━━━━━ Text passage

Hi.
AFAICS the information about the *total* number of rows is in the "result"
somehow. When I execute a "limit 1" query with EXPLAIN ANALYZE, I se the
total number of columns in "rows=200819", so the information is there.
andreak=# EXPLAIN ANALYZE select p.id from onp_crm_person p order by p.created
DESC limit 1;
QUERY PLAN
-------------------------------------------------------------------------------------------------------------------------------------------------------------------Limit
(cost=0.00..0.04 rows=1 width=12) (actual time=0.046..0.048 rows=1
loops=1) -> Index Scan Backward using origo_person_created_idx on onp_crm_person p
(cost=0.00..8396.45 rows=200819 width=12) (actual time=0.041..0.041 rows=1
loops=1)Total runtime: 0.104 ms
(3 rows)

━━━━━━━━━━

**Set task A:** In the PostgreSQL post, why does the writer believe the total row count is already present in the result? Answer in one to three sentences.
**Set task B:** Which index does the backward index scan use in the PostgreSQL post?
**Set task C:** Continue the PostgreSQL post from its final line.
The entries that follow come from a different source than the PostgreSQL post.

━━━━━ Information given

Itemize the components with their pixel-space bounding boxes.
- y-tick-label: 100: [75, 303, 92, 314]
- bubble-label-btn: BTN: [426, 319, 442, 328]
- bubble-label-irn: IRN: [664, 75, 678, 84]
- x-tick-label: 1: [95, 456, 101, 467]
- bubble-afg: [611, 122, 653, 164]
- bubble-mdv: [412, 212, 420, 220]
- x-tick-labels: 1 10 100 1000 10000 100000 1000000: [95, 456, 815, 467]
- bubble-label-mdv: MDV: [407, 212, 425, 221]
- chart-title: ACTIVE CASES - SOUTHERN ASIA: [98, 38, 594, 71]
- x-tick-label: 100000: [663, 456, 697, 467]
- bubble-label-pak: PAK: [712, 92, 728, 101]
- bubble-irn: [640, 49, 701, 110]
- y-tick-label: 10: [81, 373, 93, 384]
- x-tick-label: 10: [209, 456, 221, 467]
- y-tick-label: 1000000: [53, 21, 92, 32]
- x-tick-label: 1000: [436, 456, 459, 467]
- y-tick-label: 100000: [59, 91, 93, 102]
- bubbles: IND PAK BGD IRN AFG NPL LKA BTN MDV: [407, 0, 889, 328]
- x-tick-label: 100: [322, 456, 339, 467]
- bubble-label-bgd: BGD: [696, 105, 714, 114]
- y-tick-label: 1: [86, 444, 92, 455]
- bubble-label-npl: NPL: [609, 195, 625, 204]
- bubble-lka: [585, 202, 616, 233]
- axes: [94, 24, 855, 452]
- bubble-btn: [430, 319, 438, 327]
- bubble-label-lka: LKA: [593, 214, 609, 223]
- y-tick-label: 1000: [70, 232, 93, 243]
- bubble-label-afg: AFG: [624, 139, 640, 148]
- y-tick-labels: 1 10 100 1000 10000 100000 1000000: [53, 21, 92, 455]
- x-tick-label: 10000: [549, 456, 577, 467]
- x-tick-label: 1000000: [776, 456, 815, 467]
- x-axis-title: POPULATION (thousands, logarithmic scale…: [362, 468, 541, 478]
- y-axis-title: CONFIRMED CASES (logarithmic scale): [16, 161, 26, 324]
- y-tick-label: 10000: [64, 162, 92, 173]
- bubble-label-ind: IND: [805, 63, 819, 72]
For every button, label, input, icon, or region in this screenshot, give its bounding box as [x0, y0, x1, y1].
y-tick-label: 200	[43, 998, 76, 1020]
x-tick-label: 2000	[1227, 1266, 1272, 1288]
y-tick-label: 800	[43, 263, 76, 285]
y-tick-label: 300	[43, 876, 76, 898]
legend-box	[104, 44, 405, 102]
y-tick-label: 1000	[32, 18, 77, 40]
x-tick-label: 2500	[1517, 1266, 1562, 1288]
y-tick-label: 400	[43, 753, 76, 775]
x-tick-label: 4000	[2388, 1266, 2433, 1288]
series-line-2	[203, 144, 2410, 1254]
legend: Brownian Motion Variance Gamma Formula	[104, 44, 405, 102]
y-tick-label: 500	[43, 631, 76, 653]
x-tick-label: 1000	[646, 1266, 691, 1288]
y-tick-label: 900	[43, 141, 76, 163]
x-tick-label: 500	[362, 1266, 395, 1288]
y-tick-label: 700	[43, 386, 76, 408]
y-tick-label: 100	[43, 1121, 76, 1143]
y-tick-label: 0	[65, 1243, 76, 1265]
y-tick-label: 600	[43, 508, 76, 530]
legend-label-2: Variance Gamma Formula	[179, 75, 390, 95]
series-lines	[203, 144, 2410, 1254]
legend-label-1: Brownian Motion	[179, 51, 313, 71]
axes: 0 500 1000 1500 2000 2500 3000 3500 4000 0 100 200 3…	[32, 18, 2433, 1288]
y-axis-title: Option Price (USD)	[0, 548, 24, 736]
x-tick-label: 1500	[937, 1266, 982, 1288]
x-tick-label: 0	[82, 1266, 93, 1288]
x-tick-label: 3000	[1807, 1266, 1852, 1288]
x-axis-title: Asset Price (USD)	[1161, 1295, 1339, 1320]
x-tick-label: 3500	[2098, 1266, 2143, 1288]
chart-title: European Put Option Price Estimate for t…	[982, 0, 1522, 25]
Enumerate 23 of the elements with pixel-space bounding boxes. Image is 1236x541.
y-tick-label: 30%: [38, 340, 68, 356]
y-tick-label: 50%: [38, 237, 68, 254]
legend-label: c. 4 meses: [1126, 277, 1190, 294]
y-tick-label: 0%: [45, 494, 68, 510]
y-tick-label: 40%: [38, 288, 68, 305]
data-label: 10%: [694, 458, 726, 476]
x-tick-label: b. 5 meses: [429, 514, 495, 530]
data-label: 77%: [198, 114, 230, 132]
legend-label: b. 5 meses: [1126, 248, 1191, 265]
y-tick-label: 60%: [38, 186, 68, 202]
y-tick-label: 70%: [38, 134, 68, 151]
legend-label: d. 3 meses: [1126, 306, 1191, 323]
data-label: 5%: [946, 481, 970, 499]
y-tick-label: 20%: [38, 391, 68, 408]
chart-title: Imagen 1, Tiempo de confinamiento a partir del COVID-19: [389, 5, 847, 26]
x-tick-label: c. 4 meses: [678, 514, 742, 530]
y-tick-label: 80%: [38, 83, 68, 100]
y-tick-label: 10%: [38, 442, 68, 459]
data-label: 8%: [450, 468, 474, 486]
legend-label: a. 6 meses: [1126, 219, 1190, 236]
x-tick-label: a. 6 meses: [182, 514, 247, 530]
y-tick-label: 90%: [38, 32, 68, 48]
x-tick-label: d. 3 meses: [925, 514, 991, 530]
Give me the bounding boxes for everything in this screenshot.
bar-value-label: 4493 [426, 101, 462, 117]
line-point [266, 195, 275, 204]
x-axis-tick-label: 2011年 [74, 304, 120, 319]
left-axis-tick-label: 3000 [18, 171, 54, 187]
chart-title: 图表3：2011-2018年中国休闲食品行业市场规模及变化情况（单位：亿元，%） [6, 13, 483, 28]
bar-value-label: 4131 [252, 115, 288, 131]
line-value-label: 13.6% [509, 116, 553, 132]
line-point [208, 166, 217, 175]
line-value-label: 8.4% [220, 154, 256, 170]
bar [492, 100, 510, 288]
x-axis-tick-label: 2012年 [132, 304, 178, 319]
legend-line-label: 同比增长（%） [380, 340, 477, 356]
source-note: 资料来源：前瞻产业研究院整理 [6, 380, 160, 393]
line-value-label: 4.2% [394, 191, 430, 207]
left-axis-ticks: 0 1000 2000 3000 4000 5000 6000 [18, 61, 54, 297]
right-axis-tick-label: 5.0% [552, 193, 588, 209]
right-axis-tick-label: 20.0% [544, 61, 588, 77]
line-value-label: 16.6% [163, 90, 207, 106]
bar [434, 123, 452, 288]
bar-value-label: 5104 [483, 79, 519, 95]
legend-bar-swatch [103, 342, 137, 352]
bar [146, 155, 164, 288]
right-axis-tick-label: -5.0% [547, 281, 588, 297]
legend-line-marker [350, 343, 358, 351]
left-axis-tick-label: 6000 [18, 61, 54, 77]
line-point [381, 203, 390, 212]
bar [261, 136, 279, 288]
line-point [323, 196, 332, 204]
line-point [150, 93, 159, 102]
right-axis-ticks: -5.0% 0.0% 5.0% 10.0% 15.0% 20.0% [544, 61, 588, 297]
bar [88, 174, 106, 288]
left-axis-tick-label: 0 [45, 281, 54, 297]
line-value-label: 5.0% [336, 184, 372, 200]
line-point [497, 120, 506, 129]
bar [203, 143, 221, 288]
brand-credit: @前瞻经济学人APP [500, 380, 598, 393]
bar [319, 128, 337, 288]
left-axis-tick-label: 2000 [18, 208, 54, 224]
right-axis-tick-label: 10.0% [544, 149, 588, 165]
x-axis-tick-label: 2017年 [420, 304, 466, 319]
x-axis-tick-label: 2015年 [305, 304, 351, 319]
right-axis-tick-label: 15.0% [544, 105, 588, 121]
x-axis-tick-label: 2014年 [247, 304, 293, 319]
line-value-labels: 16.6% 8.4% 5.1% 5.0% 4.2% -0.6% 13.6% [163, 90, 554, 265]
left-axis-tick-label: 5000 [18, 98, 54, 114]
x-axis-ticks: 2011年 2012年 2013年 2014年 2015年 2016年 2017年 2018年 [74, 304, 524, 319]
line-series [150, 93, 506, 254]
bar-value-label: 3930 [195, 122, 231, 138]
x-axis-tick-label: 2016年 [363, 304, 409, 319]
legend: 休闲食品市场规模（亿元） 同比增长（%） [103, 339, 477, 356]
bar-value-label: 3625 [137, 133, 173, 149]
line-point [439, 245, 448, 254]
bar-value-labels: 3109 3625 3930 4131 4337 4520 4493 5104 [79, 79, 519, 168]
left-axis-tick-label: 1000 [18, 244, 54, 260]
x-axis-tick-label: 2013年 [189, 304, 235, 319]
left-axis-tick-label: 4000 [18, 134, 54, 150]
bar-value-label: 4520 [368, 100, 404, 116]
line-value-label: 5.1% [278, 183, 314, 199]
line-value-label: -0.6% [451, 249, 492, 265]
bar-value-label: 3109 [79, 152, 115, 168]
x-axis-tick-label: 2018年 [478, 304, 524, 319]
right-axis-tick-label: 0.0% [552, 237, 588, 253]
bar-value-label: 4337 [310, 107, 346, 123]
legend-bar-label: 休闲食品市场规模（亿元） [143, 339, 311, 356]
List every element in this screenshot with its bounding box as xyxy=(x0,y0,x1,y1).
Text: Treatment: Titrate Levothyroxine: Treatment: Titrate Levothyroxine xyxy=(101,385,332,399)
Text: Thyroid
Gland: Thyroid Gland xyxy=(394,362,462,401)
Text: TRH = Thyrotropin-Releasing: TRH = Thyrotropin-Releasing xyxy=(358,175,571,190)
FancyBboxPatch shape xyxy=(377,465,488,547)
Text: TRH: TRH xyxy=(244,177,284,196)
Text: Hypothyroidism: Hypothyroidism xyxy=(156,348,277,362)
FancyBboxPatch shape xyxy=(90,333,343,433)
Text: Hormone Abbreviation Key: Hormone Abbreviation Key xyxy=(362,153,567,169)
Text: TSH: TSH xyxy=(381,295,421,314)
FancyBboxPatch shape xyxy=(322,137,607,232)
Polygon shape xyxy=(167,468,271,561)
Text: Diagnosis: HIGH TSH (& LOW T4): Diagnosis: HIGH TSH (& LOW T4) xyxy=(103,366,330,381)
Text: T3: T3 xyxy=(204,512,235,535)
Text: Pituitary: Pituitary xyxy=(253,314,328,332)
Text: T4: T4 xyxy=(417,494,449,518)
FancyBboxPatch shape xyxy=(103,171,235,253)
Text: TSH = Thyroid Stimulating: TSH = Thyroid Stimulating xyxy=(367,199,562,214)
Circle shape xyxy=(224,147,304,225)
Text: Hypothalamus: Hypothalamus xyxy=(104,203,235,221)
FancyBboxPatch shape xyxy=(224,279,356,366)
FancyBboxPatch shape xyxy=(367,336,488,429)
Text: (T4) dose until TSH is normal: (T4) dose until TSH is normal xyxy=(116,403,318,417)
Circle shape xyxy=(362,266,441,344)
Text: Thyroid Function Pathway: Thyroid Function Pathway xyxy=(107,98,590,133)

━━━━━━━━━━

**Written reply A:** Running a "limit 1" query with EXPLAIN ANALYZE shows "rows=200819" in the plan output. The writer takes this to mean the total is already in the result.

**Written reply B:** origo_person_created_idx

**Written reply C:**
Is it possible to use some sort of "magic" function to get this number out as
a separate column? And is this number accurate? It has to be the same as
running a separate "count(*)"-query to count the totals, which is exactly
what I'm trying to avoid.
Oracle has a special rownum and over() which can be used to accomplish this:
SELECT tmp.*, max(rownum) over() as total_countFROM (subquery) tmp
Does PG have any equivalent way?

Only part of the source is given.